## begin DATA PROVIDED
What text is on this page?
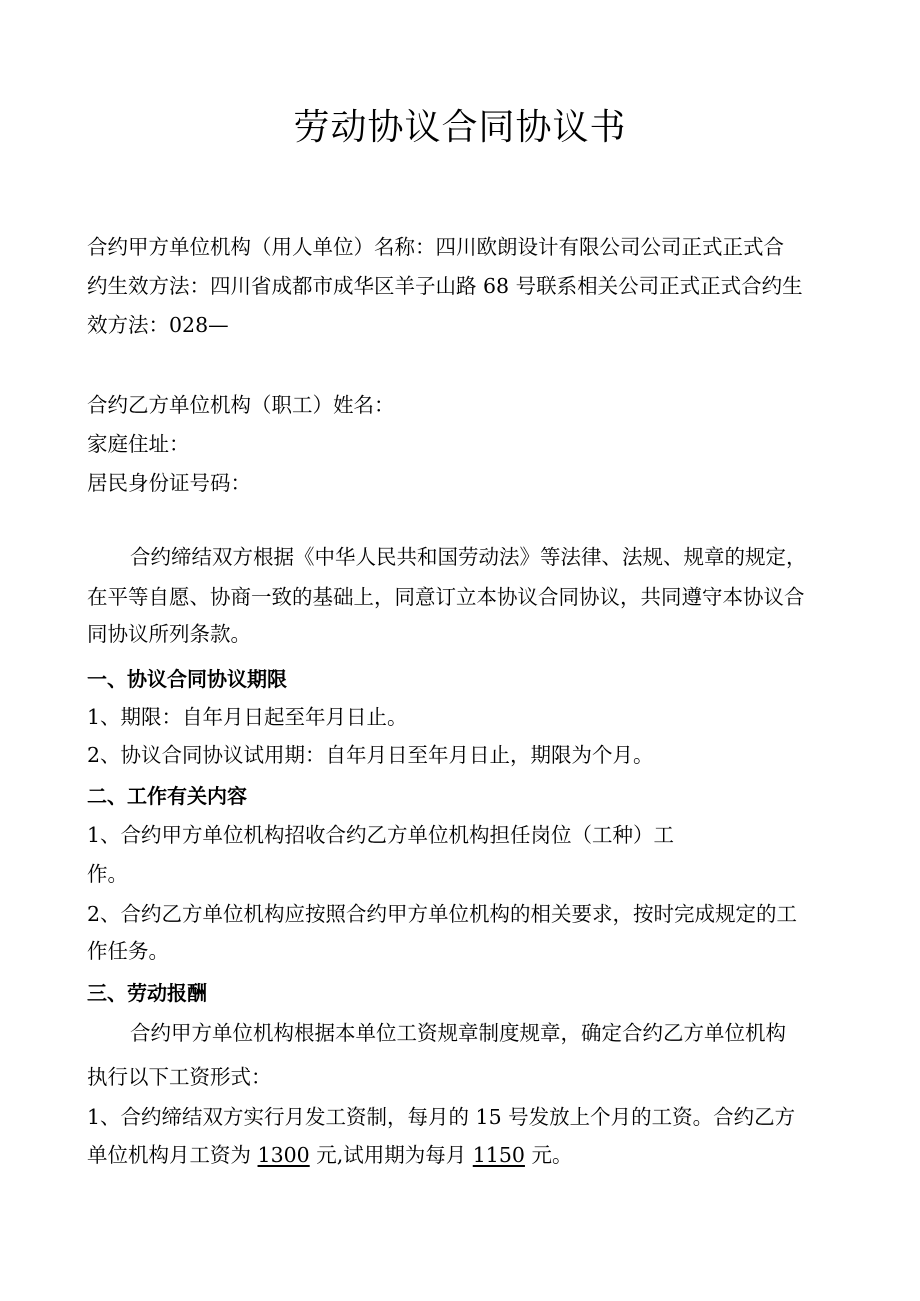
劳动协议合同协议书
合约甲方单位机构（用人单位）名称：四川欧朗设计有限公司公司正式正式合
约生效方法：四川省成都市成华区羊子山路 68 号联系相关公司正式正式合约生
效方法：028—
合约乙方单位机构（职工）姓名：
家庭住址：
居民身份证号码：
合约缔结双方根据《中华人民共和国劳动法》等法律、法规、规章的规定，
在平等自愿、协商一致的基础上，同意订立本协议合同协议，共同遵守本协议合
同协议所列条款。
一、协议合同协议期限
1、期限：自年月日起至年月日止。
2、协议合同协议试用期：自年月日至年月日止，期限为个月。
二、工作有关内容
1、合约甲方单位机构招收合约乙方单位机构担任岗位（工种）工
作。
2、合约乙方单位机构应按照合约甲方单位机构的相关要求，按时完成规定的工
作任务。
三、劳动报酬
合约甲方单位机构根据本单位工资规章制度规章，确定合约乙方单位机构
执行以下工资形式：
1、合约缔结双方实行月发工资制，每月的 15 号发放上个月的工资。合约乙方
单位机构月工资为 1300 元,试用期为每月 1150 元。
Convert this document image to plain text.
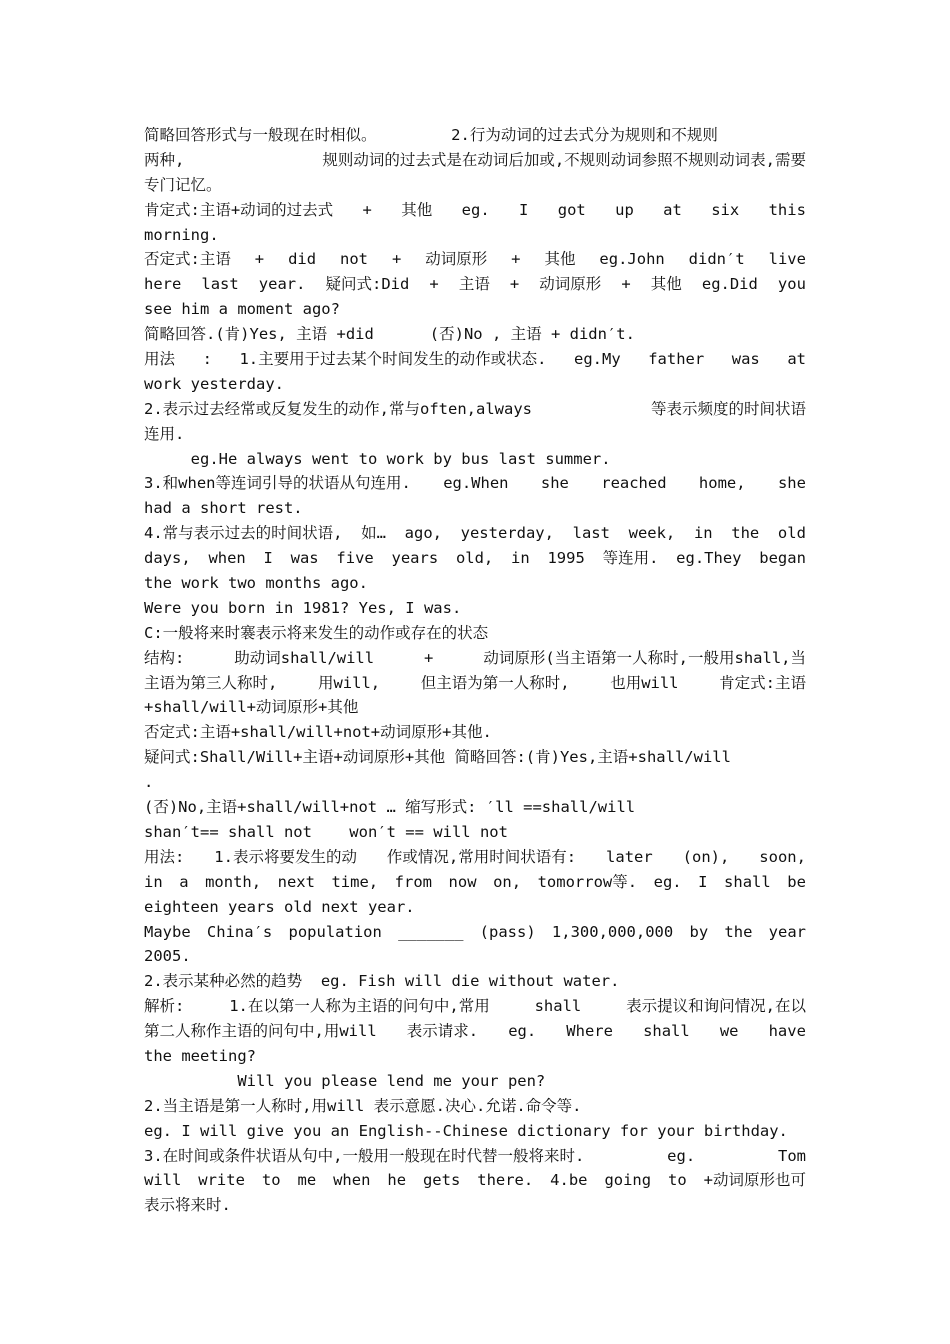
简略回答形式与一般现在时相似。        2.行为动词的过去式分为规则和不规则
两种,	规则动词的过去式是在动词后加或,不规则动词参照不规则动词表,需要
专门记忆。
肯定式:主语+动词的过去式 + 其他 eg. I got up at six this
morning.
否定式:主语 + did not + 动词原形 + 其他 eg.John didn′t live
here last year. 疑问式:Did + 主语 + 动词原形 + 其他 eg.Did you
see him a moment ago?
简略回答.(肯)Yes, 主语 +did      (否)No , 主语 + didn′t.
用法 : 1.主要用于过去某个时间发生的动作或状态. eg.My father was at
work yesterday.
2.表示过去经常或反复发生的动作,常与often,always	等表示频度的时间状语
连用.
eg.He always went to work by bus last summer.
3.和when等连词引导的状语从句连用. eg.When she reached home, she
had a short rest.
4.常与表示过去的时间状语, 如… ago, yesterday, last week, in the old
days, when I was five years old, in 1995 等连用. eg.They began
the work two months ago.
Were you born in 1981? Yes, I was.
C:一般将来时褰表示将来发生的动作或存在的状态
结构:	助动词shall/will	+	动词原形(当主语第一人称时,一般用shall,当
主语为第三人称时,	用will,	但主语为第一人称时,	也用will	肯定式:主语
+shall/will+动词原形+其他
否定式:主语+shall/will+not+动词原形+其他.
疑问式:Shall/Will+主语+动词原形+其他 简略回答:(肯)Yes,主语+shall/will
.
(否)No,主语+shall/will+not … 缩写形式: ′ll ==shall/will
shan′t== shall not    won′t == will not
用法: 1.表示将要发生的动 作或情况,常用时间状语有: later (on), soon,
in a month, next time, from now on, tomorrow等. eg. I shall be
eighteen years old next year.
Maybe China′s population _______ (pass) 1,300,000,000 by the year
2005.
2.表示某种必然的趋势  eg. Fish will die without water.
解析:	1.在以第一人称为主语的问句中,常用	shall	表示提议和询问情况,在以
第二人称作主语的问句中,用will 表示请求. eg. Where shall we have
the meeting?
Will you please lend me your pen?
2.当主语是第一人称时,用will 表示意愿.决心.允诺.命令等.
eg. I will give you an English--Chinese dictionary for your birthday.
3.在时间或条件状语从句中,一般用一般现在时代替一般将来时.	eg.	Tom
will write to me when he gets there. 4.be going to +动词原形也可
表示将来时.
## end DATA PROVIDED
* _THE PROBLEM_
Without the pictures, print the records in full, exactly as they appear.

* _FULL ANSWER_
What text is on this page?
劳动协议合同协议书
合约甲方单位机构（用人单位）名称：四川欧朗设计有限公司公司正式正式合
约生效方法：四川省成都市成华区羊子山路 68 号联系相关公司正式正式合约生
效方法：028—
合约乙方单位机构（职工）姓名：
家庭住址：
居民身份证号码：
合约缔结双方根据《中华人民共和国劳动法》等法律、法规、规章的规定，
在平等自愿、协商一致的基础上，同意订立本协议合同协议，共同遵守本协议合
同协议所列条款。
一、协议合同协议期限
1、期限：自年月日起至年月日止。
2、协议合同协议试用期：自年月日至年月日止，期限为个月。
二、工作有关内容
1、合约甲方单位机构招收合约乙方单位机构担任岗位（工种）工
作。
2、合约乙方单位机构应按照合约甲方单位机构的相关要求，按时完成规定的工
作任务。
三、劳动报酬
合约甲方单位机构根据本单位工资规章制度规章，确定合约乙方单位机构
执行以下工资形式：
1、合约缔结双方实行月发工资制，每月的 15 号发放上个月的工资。合约乙方
单位机构月工资为 1300 元,试用期为每月 1150 元。
Convert this document image to plain text.
简略回答形式与一般现在时相似。        2.行为动词的过去式分为规则和不规则
两种,	规则动词的过去式是在动词后加或,不规则动词参照不规则动词表,需要
专门记忆。
肯定式:主语+动词的过去式 + 其他 eg. I got up at six this
morning.
否定式:主语 + did not + 动词原形 + 其他 eg.John didn′t live
here last year. 疑问式:Did + 主语 + 动词原形 + 其他 eg.Did you
see him a moment ago?
简略回答.(肯)Yes, 主语 +did      (否)No , 主语 + didn′t.
用法 : 1.主要用于过去某个时间发生的动作或状态. eg.My father was at
work yesterday.
2.表示过去经常或反复发生的动作,常与often,always	等表示频度的时间状语
连用.
eg.He always went to work by bus last summer.
3.和when等连词引导的状语从句连用. eg.When she reached home, she
had a short rest.
4.常与表示过去的时间状语, 如… ago, yesterday, last week, in the old
days, when I was five years old, in 1995 等连用. eg.They began
the work two months ago.
Were you born in 1981? Yes, I was.
C:一般将来时褰表示将来发生的动作或存在的状态
结构:	助动词shall/will	+	动词原形(当主语第一人称时,一般用shall,当
主语为第三人称时,	用will,	但主语为第一人称时,	也用will	肯定式:主语
+shall/will+动词原形+其他
否定式:主语+shall/will+not+动词原形+其他.
疑问式:Shall/Will+主语+动词原形+其他 简略回答:(肯)Yes,主语+shall/will
.
(否)No,主语+shall/will+not … 缩写形式: ′ll ==shall/will
shan′t== shall not    won′t == will not
用法: 1.表示将要发生的动 作或情况,常用时间状语有: later (on), soon,
in a month, next time, from now on, tomorrow等. eg. I shall be
eighteen years old next year.
Maybe China′s population _______ (pass) 1,300,000,000 by the year
2005.
2.表示某种必然的趋势  eg. Fish will die without water.
解析:	1.在以第一人称为主语的问句中,常用	shall	表示提议和询问情况,在以
第二人称作主语的问句中,用will 表示请求. eg. Where shall we have
the meeting?
Will you please lend me your pen?
2.当主语是第一人称时,用will 表示意愿.决心.允诺.命令等.
eg. I will give you an English--Chinese dictionary for your birthday.
3.在时间或条件状语从句中,一般用一般现在时代替一般将来时.	eg.	Tom
will write to me when he gets there. 4.be going to +动词原形也可
表示将来时.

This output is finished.